◆ PAGE ◆
With margins and EBITDA multiples dropping in the corporate sector, it is not particularly hard to imagine PE investors favouring BB rated CLO bonds at a 15% yield in euros (and at a cash price of 75-80) over owning the actual companies that the loans backing these CLOs finance.

Bonds might seem an unfamiliar route for an industry that revolves around selling businesses and other assets for more than you paid for them (one ‘downside’ of bonds is you never get more than par back), but at today’s discount levels there is plenty of potential upside in CLOs. When you consider that at current yields, even going higher in the capital stack with investment grade CLO bonds (AAs now yield 6.5% in euros) investors can conceivably make double digit returns with a low degree of leverage (and locked in capital), the trade makes perfect sense to us.

Where this becomes even more interesting is in commercial real estate (CRE). With yields increasing, tenancy levels dropping and a recession looming, you have to wonder whether owning ‘bricks and mortar’ in a high inflation, rising rate environment stacks up versus owning real estate-backed debt. Just two weeks ago the CRE giant CBRE Group updated the valuations and rental yields it is seeing in the UK market (easily applied to all European markets), noting that landlords are now looking to get higher rental income from their tenants, which is no surprise given landlords’ cost of funding has increased significantly. Let’s not forget that wanting a higher rental income doesn’t mean (prospective) tenants are willing to pay higher rents, plus, if a lease has been locked in for five or 10 years then revising this rent is extremely difficult. CBRE now sees prime UK office rental yields at 3.5 to 4.5% in London and around 5.5% for regional cities. Warehouses and other logistics properties are still highly sought after, and thus rental yields in this sector are around 4% for prime and 6.25% for secondary. Retail unsurprisingly has the highest rental yields; supermarkets yield around 4.5%, while general retail is at 6.75% for prime locations and 8% for shopping centres.

It has to be said that these expected rental yields are from two weeks ago, and since then we have seen a recovery in Gilt yields after the resignations of Kwasi Kwarteng and then Liz Truss, so the real yields might now be slightly lower. CBRE reported UK commercial property valuations dropped by 5.1% in the UK in the third quarter, ranging from -2.3% for offices to -9.5% for industrial properties, though they also showed small (1.1%) rental increases. That means total returns in CRE were negative for the third quarter; they were far from alone since virtually every asset class had negative returns in Q3, but what stands out here is that in our view, the yields in CRE just don’t stack up versus what we’re seeing in the fixed income market.

If rental yields for prime offices are at 4.5% (taking the highest level) and yields on AAA rated CMBS bonds are at 6.5-7% (these are the very bonds that finance the most senior part of the mortgages on these properties, at around 30% loan-to-value), then in our view one of these has to be wrong. Yes, the AAA CMBS may be trading at a cash price in the low 90s and the best thing that can happen is getting back par, but for prime offices to make sense as the alternative trade, you would need to see either a significant increase in commercial property values or successful renegotiation of rents by management. With a recession looming and with central banks forced to hike rates to get inflation under control, we struggle to see that trade working in the next few years. 

It is therefore no surprise to us that the strongest bid for European and UK CMBS recently has again come from private equity, which would typically own the properties outright. While CMBS bond spreads are wide due to the largest liquidity event that UK pension funds have seen for a very long time, commercial real estate valuations look very vulnerable.

◆ DATA RECORDS ◆
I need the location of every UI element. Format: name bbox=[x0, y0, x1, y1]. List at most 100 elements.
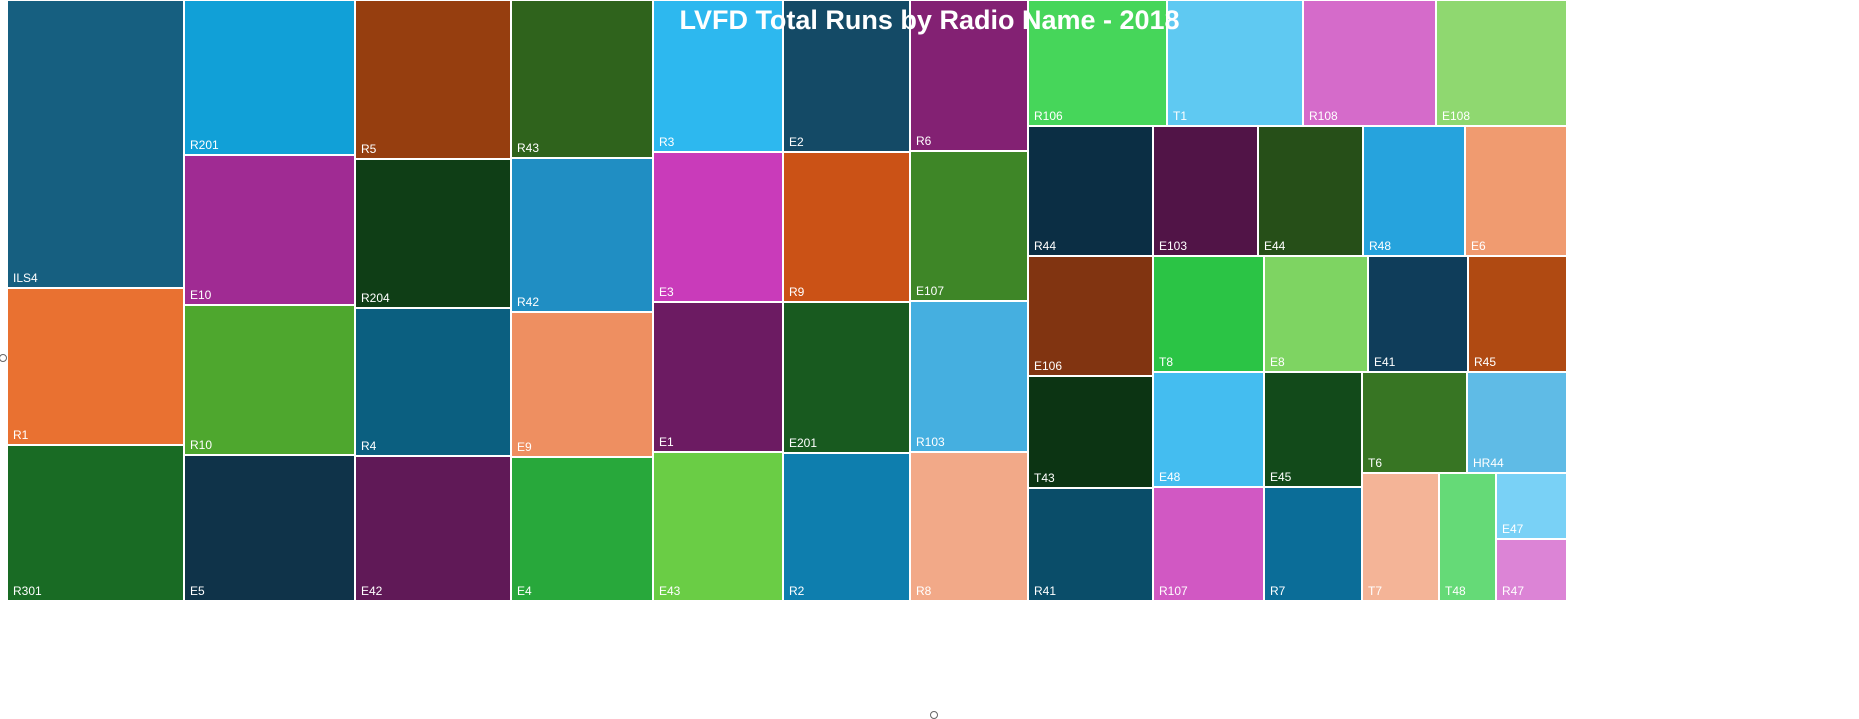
treemap-tile-e6[interactable]: E6 bbox=[1465, 126, 1567, 256]
tile-label-e1: E1 bbox=[659, 435, 674, 449]
treemap-tile-r3[interactable]: R3 bbox=[653, 0, 783, 152]
tile-label-e4: E4 bbox=[517, 584, 532, 598]
treemap-tile-r41[interactable]: R41 bbox=[1028, 488, 1153, 601]
tile-label-e41: E41 bbox=[1374, 355, 1396, 369]
treemap-tile-e44[interactable]: E44 bbox=[1258, 126, 1363, 256]
resize-handle-left[interactable] bbox=[0, 354, 7, 362]
tile-label-r2: R2 bbox=[789, 584, 805, 598]
treemap-tile-e3[interactable]: E3 bbox=[653, 152, 783, 302]
tile-label-r4: R4 bbox=[361, 439, 377, 453]
treemap-tile-e201[interactable]: E201 bbox=[783, 302, 910, 453]
treemap-tile-e1[interactable]: E1 bbox=[653, 302, 783, 452]
treemap-tile-e8[interactable]: E8 bbox=[1264, 256, 1368, 372]
treemap-tile-r43[interactable]: R43 bbox=[511, 0, 653, 158]
treemap-tile-r45[interactable]: R45 bbox=[1468, 256, 1567, 372]
tile-label-r9: R9 bbox=[789, 285, 805, 299]
treemap-tile-r2[interactable]: R2 bbox=[783, 453, 910, 601]
tile-label-e103: E103 bbox=[1159, 239, 1188, 253]
treemap-tile-r44[interactable]: R44 bbox=[1028, 126, 1153, 256]
tile-label-r10: R10 bbox=[190, 438, 213, 452]
tile-label-r43: R43 bbox=[517, 141, 540, 155]
treemap-tile-t6[interactable]: T6 bbox=[1362, 372, 1467, 473]
tile-label-t48: T48 bbox=[1445, 584, 1466, 598]
treemap-tile-r204[interactable]: R204 bbox=[355, 159, 511, 308]
tile-label-e48: E48 bbox=[1159, 470, 1181, 484]
tile-label-r47: R47 bbox=[1502, 584, 1525, 598]
tile-label-t1: T1 bbox=[1173, 109, 1188, 123]
resize-handle-bottom[interactable] bbox=[930, 711, 938, 719]
treemap-tile-r201[interactable]: R201 bbox=[184, 0, 355, 155]
treemap-tile-e106[interactable]: E106 bbox=[1028, 256, 1153, 376]
treemap-tile-t48[interactable]: T48 bbox=[1439, 473, 1496, 601]
tile-label-r6: R6 bbox=[916, 134, 932, 148]
tile-label-e3: E3 bbox=[659, 285, 674, 299]
treemap-tile-r107[interactable]: R107 bbox=[1153, 487, 1264, 601]
treemap-tile-e43[interactable]: E43 bbox=[653, 452, 783, 601]
tile-label-r1: R1 bbox=[13, 428, 29, 442]
tile-label-r44: R44 bbox=[1034, 239, 1057, 253]
treemap-area: ILS4 R1 R301 R201 E10 R10 E5 R5 R204 R4 E42 R43 R42 E… bbox=[7, 0, 1859, 712]
tile-label-r7: R7 bbox=[1270, 584, 1286, 598]
treemap-tile-r8[interactable]: R8 bbox=[910, 452, 1028, 601]
treemap-tile-r6[interactable]: R6 bbox=[910, 0, 1028, 151]
treemap-tile-e41[interactable]: E41 bbox=[1368, 256, 1468, 372]
tile-label-r108: R108 bbox=[1309, 109, 1338, 123]
tile-label-r48: R48 bbox=[1369, 239, 1392, 253]
tile-label-e47: E47 bbox=[1502, 522, 1524, 536]
treemap-tile-r1[interactable]: R1 bbox=[7, 288, 184, 445]
tile-label-e107: E107 bbox=[916, 284, 945, 298]
tile-label-e45: E45 bbox=[1270, 470, 1292, 484]
tile-label-ils4: ILS4 bbox=[13, 271, 38, 285]
tile-label-r3: R3 bbox=[659, 135, 675, 149]
treemap-tile-e2[interactable]: E2 bbox=[783, 0, 910, 152]
treemap-tile-t1[interactable]: T1 bbox=[1167, 0, 1303, 126]
treemap-tile-r10[interactable]: R10 bbox=[184, 305, 355, 455]
treemap-tile-r108[interactable]: R108 bbox=[1303, 0, 1436, 126]
treemap-tile-t8[interactable]: T8 bbox=[1153, 256, 1264, 372]
treemap-tile-r48[interactable]: R48 bbox=[1363, 126, 1465, 256]
treemap-tile-e42[interactable]: E42 bbox=[355, 456, 511, 601]
tile-label-e106: E106 bbox=[1034, 359, 1063, 373]
treemap-tile-e5[interactable]: E5 bbox=[184, 455, 355, 601]
treemap-tile-r4[interactable]: R4 bbox=[355, 308, 511, 456]
treemap-tile-r7[interactable]: R7 bbox=[1264, 487, 1362, 601]
tile-label-e108: E108 bbox=[1442, 109, 1471, 123]
tile-label-e43: E43 bbox=[659, 584, 681, 598]
treemap-tile-e9[interactable]: E9 bbox=[511, 312, 653, 457]
tile-label-r45: R45 bbox=[1474, 355, 1497, 369]
treemap-tile-e47[interactable]: E47 bbox=[1496, 473, 1567, 539]
tile-label-t8: T8 bbox=[1159, 355, 1174, 369]
tile-label-e2: E2 bbox=[789, 135, 804, 149]
treemap-tile-t43[interactable]: T43 bbox=[1028, 376, 1153, 488]
treemap-tile-r42[interactable]: R42 bbox=[511, 158, 653, 312]
tile-label-r201: R201 bbox=[190, 138, 219, 152]
treemap-tile-e108[interactable]: E108 bbox=[1436, 0, 1567, 126]
treemap-tile-e48[interactable]: E48 bbox=[1153, 372, 1264, 487]
tile-label-r41: R41 bbox=[1034, 584, 1057, 598]
treemap-tile-e103[interactable]: E103 bbox=[1153, 126, 1258, 256]
tile-label-r42: R42 bbox=[517, 295, 540, 309]
tile-label-e10: E10 bbox=[190, 288, 212, 302]
treemap-tile-e107[interactable]: E107 bbox=[910, 151, 1028, 301]
treemap-tile-r5[interactable]: R5 bbox=[355, 0, 511, 159]
tile-label-r301: R301 bbox=[13, 584, 42, 598]
treemap-tile-e10[interactable]: E10 bbox=[184, 155, 355, 305]
treemap-tile-r301[interactable]: R301 bbox=[7, 445, 184, 601]
treemap-tile-ils4[interactable]: ILS4 bbox=[7, 0, 184, 288]
tile-label-e8: E8 bbox=[1270, 355, 1285, 369]
tile-label-hr44: HR44 bbox=[1473, 456, 1504, 470]
treemap-tile-r9[interactable]: R9 bbox=[783, 152, 910, 302]
tile-label-e44: E44 bbox=[1264, 239, 1286, 253]
tile-label-r103: R103 bbox=[916, 435, 945, 449]
treemap-tile-t7[interactable]: T7 bbox=[1362, 473, 1439, 601]
tile-label-t7: T7 bbox=[1368, 584, 1383, 598]
treemap-tile-e4[interactable]: E4 bbox=[511, 457, 653, 601]
tile-label-e6: E6 bbox=[1471, 239, 1486, 253]
treemap-tile-r47[interactable]: R47 bbox=[1496, 539, 1567, 601]
treemap-tile-hr44[interactable]: HR44 bbox=[1467, 372, 1567, 473]
tile-label-e9: E9 bbox=[517, 440, 532, 454]
treemap-tile-e45[interactable]: E45 bbox=[1264, 372, 1362, 487]
treemap-tile-r106[interactable]: R106 bbox=[1028, 0, 1167, 126]
treemap-tile-r103[interactable]: R103 bbox=[910, 301, 1028, 452]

◆ WHAT THIS TASK INVOLVES ◆
From the paragraph of the market commentary beginning "Where this becomes even more interesting", list each rental yield figure attributed to CBRE, with the property category it applies to.

◆ THE RESULT ◆
- Prime office, London: 3.5 to 4.5%
- Prime office, regional cities: around 5.5%
- Warehouses and logistics, prime: around 4%
- Warehouses and logistics, secondary: 6.25%
- Supermarkets: around 4.5%
- General retail, prime locations: 6.75%
- Shopping centres: 8%